Written problem => Pull every line containing "порядке" out of the material below.

Recorded data =>
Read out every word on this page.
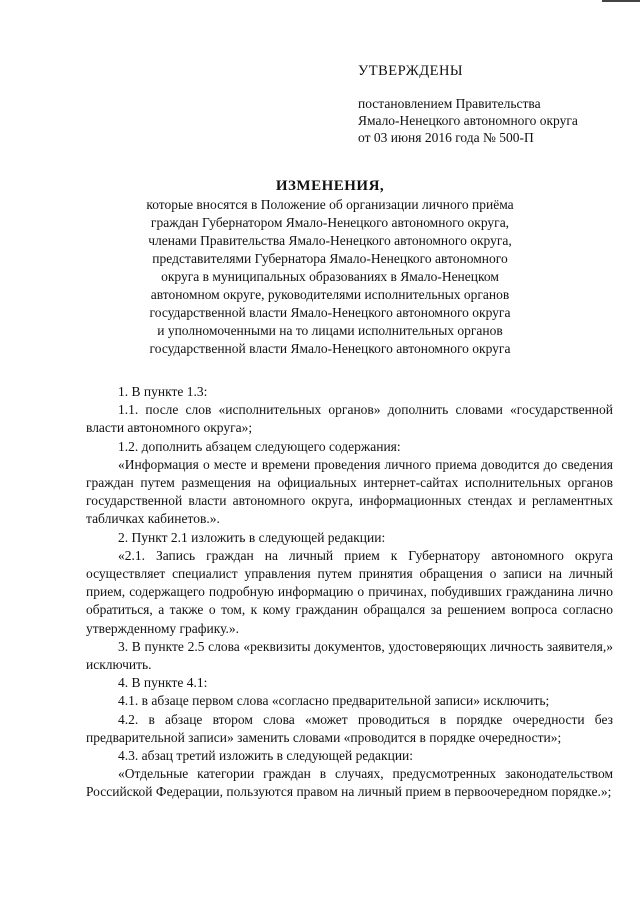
УТВЕРЖДЕНЫ
постановлением Правительства
Ямало-Ненецкого автономного округа
от 03 июня 2016 года № 500-П
ИЗМЕНЕНИЯ,
которые вносятся в Положение об организации личного приёма
граждан Губернатором Ямало-Ненецкого автономного округа,
членами Правительства Ямало-Ненецкого автономного округа,
представителями Губернатора Ямало-Ненецкого автономного
округа в муниципальных образованиях в Ямало-Ненецком
автономном округе, руководителями исполнительных органов
государственной власти Ямало-Ненецкого автономного округа
и уполномоченными на то лицами исполнительных органов
государственной власти Ямало-Ненецкого автономного округа

1. В пункте 1.3:

1.1. после слов «исполнительных органов» дополнить словами «государственной власти автономного округа»;

1.2. дополнить абзацем следующего содержания:

«Информация о месте и времени проведения личного приема доводится до сведения граждан путем размещения на официальных интернет-сайтах исполнительных органов государственной власти автономного округа, информационных стендах и регламентных табличках кабинетов.».

2. Пункт 2.1 изложить в следующей редакции:

«2.1. Запись граждан на личный прием к Губернатору автономного округа осуществляет специалист управления путем принятия обращения о записи на личный прием, содержащего подробную информацию о причинах, побудивших гражданина лично обратиться, а также о том, к кому гражданин обращался за решением вопроса согласно утвержденному графику.».

3. В пункте 2.5 слова «реквизиты документов, удостоверяющих личность заявителя,» исключить.

4. В пункте 4.1:

4.1. в абзаце первом слова «согласно предварительной записи» исключить;

4.2. в абзаце втором слова «может проводиться в порядке очередности без предварительной записи» заменить словами «проводится в порядке очередности»;

4.3. абзац третий изложить в следующей редакции:

«Отдельные категории граждан в случаях, предусмотренных законодательством Российской Федерации, пользуются правом на личный прием в первоочередном порядке.»;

Finished answer =>
4.2. в абзаце втором слова «может проводиться в порядке очередности без предварительной записи» заменить словами «проводится в порядке очередности»;
«Отдельные категории граждан в случаях, предусмотренных законодательством Российской Федерации, пользуются правом на личный прием в первоочередном порядке.»;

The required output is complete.